— Requirement —
Print all of the data exactly as written.

^^^^^^^^^^^^^^^^

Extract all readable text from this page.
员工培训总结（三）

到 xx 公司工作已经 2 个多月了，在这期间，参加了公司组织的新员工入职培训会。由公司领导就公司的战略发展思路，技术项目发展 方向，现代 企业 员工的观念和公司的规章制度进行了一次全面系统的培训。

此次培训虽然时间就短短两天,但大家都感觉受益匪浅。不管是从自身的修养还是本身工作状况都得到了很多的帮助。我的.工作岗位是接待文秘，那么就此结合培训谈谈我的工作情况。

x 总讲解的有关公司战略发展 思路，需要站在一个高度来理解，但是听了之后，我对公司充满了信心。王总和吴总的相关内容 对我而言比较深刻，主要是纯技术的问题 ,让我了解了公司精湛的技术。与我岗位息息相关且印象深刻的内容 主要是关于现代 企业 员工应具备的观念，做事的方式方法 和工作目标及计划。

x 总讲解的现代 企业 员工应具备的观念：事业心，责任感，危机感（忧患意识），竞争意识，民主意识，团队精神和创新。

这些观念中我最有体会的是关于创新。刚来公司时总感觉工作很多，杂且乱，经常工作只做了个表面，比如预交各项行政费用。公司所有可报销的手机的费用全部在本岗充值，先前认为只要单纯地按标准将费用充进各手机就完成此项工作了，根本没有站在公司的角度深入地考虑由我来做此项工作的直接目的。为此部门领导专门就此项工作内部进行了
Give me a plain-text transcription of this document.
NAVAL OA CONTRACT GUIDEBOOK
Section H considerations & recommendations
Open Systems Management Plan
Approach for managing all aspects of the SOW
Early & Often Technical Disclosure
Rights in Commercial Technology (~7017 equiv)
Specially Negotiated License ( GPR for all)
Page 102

^^^^^^^^^^^^^^^^

— Reply —
Extract all readable text from this page.
员工培训总结（三）

到 xx 公司工作已经 2 个多月了，在这期间，参加了公司组织的新员工入职培训会。由公司领导就公司的战略发展思路，技术项目发展 方向，现代 企业 员工的观念和公司的规章制度进行了一次全面系统的培训。

此次培训虽然时间就短短两天,但大家都感觉受益匪浅。不管是从自身的修养还是本身工作状况都得到了很多的帮助。我的.工作岗位是接待文秘，那么就此结合培训谈谈我的工作情况。

x 总讲解的有关公司战略发展 思路，需要站在一个高度来理解，但是听了之后，我对公司充满了信心。王总和吴总的相关内容 对我而言比较深刻，主要是纯技术的问题 ,让我了解了公司精湛的技术。与我岗位息息相关且印象深刻的内容 主要是关于现代 企业 员工应具备的观念，做事的方式方法 和工作目标及计划。

x 总讲解的现代 企业 员工应具备的观念：事业心，责任感，危机感（忧患意识），竞争意识，民主意识，团队精神和创新。

这些观念中我最有体会的是关于创新。刚来公司时总感觉工作很多，杂且乱，经常工作只做了个表面，比如预交各项行政费用。公司所有可报销的手机的费用全部在本岗充值，先前认为只要单纯地按标准将费用充进各手机就完成此项工作了，根本没有站在公司的角度深入地考虑由我来做此项工作的直接目的。为此部门领导专门就此项工作内部进行了
Give me a plain-text transcription of this document.
NAVAL OA CONTRACT GUIDEBOOK
Section H considerations & recommendations
Open Systems Management Plan
Approach for managing all aspects of the SOW
Early & Often Technical Disclosure
Rights in Commercial Technology (~7017 equiv)
Specially Negotiated License ( GPR for all)
Page 102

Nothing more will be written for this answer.